== RECORDS FOR THE TASK ==

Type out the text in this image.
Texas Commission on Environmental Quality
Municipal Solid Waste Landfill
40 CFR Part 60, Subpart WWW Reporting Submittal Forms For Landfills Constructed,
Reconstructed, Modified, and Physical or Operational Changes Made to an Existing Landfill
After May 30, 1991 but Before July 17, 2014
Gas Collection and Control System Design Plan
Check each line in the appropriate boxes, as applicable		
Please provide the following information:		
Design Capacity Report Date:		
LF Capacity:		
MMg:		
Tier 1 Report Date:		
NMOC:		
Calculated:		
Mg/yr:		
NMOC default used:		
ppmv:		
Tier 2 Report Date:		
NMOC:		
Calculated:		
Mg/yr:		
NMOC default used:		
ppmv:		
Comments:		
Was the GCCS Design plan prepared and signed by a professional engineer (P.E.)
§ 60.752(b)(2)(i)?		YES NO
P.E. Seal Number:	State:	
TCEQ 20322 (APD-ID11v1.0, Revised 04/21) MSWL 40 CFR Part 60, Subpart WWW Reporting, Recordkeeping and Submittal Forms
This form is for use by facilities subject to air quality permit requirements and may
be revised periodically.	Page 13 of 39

===

WRITTEN PROBLEM –
Return all of the data exactly as it reads.

OUTPUT FOR THIS EXERCISE –
Type out the text in this image.
Texas Commission on Environmental Quality
Municipal Solid Waste Landfill
40 CFR Part 60, Subpart WWW Reporting Submittal Forms For Landfills Constructed,
Reconstructed, Modified, and Physical or Operational Changes Made to an Existing Landfill
After May 30, 1991 but Before July 17, 2014
Gas Collection and Control System Design Plan
Check each line in the appropriate boxes, as applicable		
Please provide the following information:		
Design Capacity Report Date:		
LF Capacity:		
MMg:		
Tier 1 Report Date:		
NMOC:		
Calculated:		
Mg/yr:		
NMOC default used:		
ppmv:		
Tier 2 Report Date:		
NMOC:		
Calculated:		
Mg/yr:		
NMOC default used:		
ppmv:		
Comments:		
Was the GCCS Design plan prepared and signed by a professional engineer (P.E.)
§ 60.752(b)(2)(i)?		YES NO
P.E. Seal Number:	State:	
TCEQ 20322 (APD-ID11v1.0, Revised 04/21) MSWL 40 CFR Part 60, Subpart WWW Reporting, Recordkeeping and Submittal Forms
This form is for use by facilities subject to air quality permit requirements and may
be revised periodically.	Page 13 of 39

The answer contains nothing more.